Exercise description
Go through the entries below and write each one out exactly.

Given data

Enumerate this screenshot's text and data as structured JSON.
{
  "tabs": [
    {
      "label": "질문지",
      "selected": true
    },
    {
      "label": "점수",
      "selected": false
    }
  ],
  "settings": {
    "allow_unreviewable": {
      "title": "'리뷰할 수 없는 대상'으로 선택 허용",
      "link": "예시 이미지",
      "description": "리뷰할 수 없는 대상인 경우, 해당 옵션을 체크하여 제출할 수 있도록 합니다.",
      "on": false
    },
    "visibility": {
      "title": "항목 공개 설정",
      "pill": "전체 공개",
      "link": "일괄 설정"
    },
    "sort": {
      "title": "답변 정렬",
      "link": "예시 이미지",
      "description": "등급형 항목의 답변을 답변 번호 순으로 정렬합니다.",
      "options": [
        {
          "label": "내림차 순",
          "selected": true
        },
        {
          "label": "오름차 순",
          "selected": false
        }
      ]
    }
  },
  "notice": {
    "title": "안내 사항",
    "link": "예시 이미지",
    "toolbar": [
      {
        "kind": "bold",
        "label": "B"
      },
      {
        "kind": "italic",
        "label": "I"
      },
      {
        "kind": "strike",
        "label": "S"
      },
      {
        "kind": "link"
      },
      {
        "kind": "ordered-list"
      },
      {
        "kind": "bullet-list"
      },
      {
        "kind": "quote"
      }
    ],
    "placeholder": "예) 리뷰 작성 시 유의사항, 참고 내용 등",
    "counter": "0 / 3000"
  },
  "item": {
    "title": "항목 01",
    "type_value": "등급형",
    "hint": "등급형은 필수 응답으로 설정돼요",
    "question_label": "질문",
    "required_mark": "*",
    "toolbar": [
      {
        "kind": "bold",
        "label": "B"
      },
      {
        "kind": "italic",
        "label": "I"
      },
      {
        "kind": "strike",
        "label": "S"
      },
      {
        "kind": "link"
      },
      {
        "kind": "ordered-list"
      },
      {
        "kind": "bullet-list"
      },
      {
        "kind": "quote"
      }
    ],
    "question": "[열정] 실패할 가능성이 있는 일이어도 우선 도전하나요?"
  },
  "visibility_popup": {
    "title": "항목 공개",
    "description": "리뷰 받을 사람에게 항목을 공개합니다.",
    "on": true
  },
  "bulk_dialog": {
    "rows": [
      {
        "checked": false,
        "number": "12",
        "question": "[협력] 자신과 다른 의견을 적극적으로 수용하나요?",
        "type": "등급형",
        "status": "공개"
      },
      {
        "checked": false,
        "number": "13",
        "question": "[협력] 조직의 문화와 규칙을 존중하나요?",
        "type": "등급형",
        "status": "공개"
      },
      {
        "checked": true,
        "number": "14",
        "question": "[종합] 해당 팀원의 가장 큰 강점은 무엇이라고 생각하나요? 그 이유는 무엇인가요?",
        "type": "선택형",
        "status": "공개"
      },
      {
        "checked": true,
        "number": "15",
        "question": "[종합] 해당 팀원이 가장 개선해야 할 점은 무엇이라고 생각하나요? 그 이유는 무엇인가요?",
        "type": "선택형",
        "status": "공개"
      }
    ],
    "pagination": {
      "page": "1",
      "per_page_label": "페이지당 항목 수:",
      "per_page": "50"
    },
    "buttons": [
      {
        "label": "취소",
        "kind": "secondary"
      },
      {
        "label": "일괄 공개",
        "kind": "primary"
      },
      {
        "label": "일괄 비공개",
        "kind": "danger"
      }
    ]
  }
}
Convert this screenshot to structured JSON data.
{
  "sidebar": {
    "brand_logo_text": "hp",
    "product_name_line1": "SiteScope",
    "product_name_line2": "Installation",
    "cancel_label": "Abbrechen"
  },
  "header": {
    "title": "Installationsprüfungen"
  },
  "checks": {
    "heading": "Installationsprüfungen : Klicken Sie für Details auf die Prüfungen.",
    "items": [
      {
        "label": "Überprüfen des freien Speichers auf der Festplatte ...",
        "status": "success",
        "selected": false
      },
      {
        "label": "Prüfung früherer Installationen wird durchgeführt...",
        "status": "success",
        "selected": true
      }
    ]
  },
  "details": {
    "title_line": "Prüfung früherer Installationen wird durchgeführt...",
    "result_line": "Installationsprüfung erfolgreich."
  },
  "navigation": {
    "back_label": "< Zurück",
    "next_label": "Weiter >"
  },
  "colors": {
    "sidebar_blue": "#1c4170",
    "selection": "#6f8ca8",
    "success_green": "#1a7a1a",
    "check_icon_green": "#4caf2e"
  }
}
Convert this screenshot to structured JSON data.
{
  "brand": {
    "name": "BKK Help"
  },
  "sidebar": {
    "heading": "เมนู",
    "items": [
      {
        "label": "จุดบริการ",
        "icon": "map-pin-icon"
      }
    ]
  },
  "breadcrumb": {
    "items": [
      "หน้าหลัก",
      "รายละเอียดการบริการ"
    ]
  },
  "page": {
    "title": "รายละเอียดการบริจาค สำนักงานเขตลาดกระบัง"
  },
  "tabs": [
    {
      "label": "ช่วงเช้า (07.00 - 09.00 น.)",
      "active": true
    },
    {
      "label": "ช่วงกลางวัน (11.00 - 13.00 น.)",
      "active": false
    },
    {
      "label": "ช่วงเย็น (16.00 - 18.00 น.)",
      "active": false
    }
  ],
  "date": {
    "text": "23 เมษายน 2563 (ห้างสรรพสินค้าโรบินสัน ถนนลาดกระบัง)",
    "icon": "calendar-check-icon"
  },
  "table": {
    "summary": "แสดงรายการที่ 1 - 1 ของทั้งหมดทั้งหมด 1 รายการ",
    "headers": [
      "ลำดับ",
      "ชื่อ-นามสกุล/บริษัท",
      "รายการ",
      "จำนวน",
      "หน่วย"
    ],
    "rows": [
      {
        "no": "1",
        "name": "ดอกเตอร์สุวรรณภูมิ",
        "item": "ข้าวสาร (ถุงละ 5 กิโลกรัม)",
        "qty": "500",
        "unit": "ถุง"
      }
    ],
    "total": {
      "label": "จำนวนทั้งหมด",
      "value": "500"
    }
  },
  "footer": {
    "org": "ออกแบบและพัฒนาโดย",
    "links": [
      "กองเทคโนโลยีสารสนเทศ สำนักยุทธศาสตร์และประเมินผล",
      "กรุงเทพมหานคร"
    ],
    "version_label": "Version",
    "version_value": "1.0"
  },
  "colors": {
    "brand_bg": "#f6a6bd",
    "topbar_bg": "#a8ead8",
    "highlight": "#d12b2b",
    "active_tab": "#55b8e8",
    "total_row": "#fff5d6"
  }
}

Reply
Enumerate this screenshot's text and data as structured JSON.
{
  "tabs": [
    {
      "label": "질문지",
      "selected": true
    },
    {
      "label": "점수",
      "selected": false
    }
  ],
  "settings": {
    "allow_unreviewable": {
      "title": "'리뷰할 수 없는 대상'으로 선택 허용",
      "link": "예시 이미지",
      "description": "리뷰할 수 없는 대상인 경우, 해당 옵션을 체크하여 제출할 수 있도록 합니다.",
      "on": false
    },
    "visibility": {
      "title": "항목 공개 설정",
      "pill": "전체 공개",
      "link": "일괄 설정"
    },
    "sort": {
      "title": "답변 정렬",
      "link": "예시 이미지",
      "description": "등급형 항목의 답변을 답변 번호 순으로 정렬합니다.",
      "options": [
        {
          "label": "내림차 순",
          "selected": true
        },
        {
          "label": "오름차 순",
          "selected": false
        }
      ]
    }
  },
  "notice": {
    "title": "안내 사항",
    "link": "예시 이미지",
    "toolbar": [
      {
        "kind": "bold",
        "label": "B"
      },
      {
        "kind": "italic",
        "label": "I"
      },
      {
        "kind": "strike",
        "label": "S"
      },
      {
        "kind": "link"
      },
      {
        "kind": "ordered-list"
      },
      {
        "kind": "bullet-list"
      },
      {
        "kind": "quote"
      }
    ],
    "placeholder": "예) 리뷰 작성 시 유의사항, 참고 내용 등",
    "counter": "0 / 3000"
  },
  "item": {
    "title": "항목 01",
    "type_value": "등급형",
    "hint": "등급형은 필수 응답으로 설정돼요",
    "question_label": "질문",
    "required_mark": "*",
    "toolbar": [
      {
        "kind": "bold",
        "label": "B"
      },
      {
        "kind": "italic",
        "label": "I"
      },
      {
        "kind": "strike",
        "label": "S"
      },
      {
        "kind": "link"
      },
      {
        "kind": "ordered-list"
      },
      {
        "kind": "bullet-list"
      },
      {
        "kind": "quote"
      }
    ],
    "question": "[열정] 실패할 가능성이 있는 일이어도 우선 도전하나요?"
  },
  "visibility_popup": {
    "title": "항목 공개",
    "description": "리뷰 받을 사람에게 항목을 공개합니다.",
    "on": true
  },
  "bulk_dialog": {
    "rows": [
      {
        "checked": false,
        "number": "12",
        "question": "[협력] 자신과 다른 의견을 적극적으로 수용하나요?",
        "type": "등급형",
        "status": "공개"
      },
      {
        "checked": false,
        "number": "13",
        "question": "[협력] 조직의 문화와 규칙을 존중하나요?",
        "type": "등급형",
        "status": "공개"
      },
      {
        "checked": true,
        "number": "14",
        "question": "[종합] 해당 팀원의 가장 큰 강점은 무엇이라고 생각하나요? 그 이유는 무엇인가요?",
        "type": "선택형",
        "status": "공개"
      },
      {
        "checked": true,
        "number": "15",
        "question": "[종합] 해당 팀원이 가장 개선해야 할 점은 무엇이라고 생각하나요? 그 이유는 무엇인가요?",
        "type": "선택형",
        "status": "공개"
      }
    ],
    "pagination": {
      "page": "1",
      "per_page_label": "페이지당 항목 수:",
      "per_page": "50"
    },
    "buttons": [
      {
        "label": "취소",
        "kind": "secondary"
      },
      {
        "label": "일괄 공개",
        "kind": "primary"
      },
      {
        "label": "일괄 비공개",
        "kind": "danger"
      }
    ]
  }
}
Convert this screenshot to structured JSON data.
{
  "sidebar": {
    "brand_logo_text": "hp",
    "product_name_line1": "SiteScope",
    "product_name_line2": "Installation",
    "cancel_label": "Abbrechen"
  },
  "header": {
    "title": "Installationsprüfungen"
  },
  "checks": {
    "heading": "Installationsprüfungen : Klicken Sie für Details auf die Prüfungen.",
    "items": [
      {
        "label": "Überprüfen des freien Speichers auf der Festplatte ...",
        "status": "success",
        "selected": false
      },
      {
        "label": "Prüfung früherer Installationen wird durchgeführt...",
        "status": "success",
        "selected": true
      }
    ]
  },
  "details": {
    "title_line": "Prüfung früherer Installationen wird durchgeführt...",
    "result_line": "Installationsprüfung erfolgreich."
  },
  "navigation": {
    "back_label": "< Zurück",
    "next_label": "Weiter >"
  },
  "colors": {
    "sidebar_blue": "#1c4170",
    "selection": "#6f8ca8",
    "success_green": "#1a7a1a",
    "check_icon_green": "#4caf2e"
  }
}
Convert this screenshot to structured JSON data.
{
  "brand": {
    "name": "BKK Help"
  },
  "sidebar": {
    "heading": "เมนู",
    "items": [
      {
        "label": "จุดบริการ",
        "icon": "map-pin-icon"
      }
    ]
  },
  "breadcrumb": {
    "items": [
      "หน้าหลัก",
      "รายละเอียดการบริการ"
    ]
  },
  "page": {
    "title": "รายละเอียดการบริจาค สำนักงานเขตลาดกระบัง"
  },
  "tabs": [
    {
      "label": "ช่วงเช้า (07.00 - 09.00 น.)",
      "active": true
    },
    {
      "label": "ช่วงกลางวัน (11.00 - 13.00 น.)",
      "active": false
    },
    {
      "label": "ช่วงเย็น (16.00 - 18.00 น.)",
      "active": false
    }
  ],
  "date": {
    "text": "23 เมษายน 2563 (ห้างสรรพสินค้าโรบินสัน ถนนลาดกระบัง)",
    "icon": "calendar-check-icon"
  },
  "table": {
    "summary": "แสดงรายการที่ 1 - 1 ของทั้งหมดทั้งหมด 1 รายการ",
    "headers": [
      "ลำดับ",
      "ชื่อ-นามสกุล/บริษัท",
      "รายการ",
      "จำนวน",
      "หน่วย"
    ],
    "rows": [
      {
        "no": "1",
        "name": "ดอกเตอร์สุวรรณภูมิ",
        "item": "ข้าวสาร (ถุงละ 5 กิโลกรัม)",
        "qty": "500",
        "unit": "ถุง"
      }
    ],
    "total": {
      "label": "จำนวนทั้งหมด",
      "value": "500"
    }
  },
  "footer": {
    "org": "ออกแบบและพัฒนาโดย",
    "links": [
      "กองเทคโนโลยีสารสนเทศ สำนักยุทธศาสตร์และประเมินผล",
      "กรุงเทพมหานคร"
    ],
    "version_label": "Version",
    "version_value": "1.0"
  },
  "colors": {
    "brand_bg": "#f6a6bd",
    "topbar_bg": "#a8ead8",
    "highlight": "#d12b2b",
    "active_tab": "#55b8e8",
    "total_row": "#fff5d6"
  }
}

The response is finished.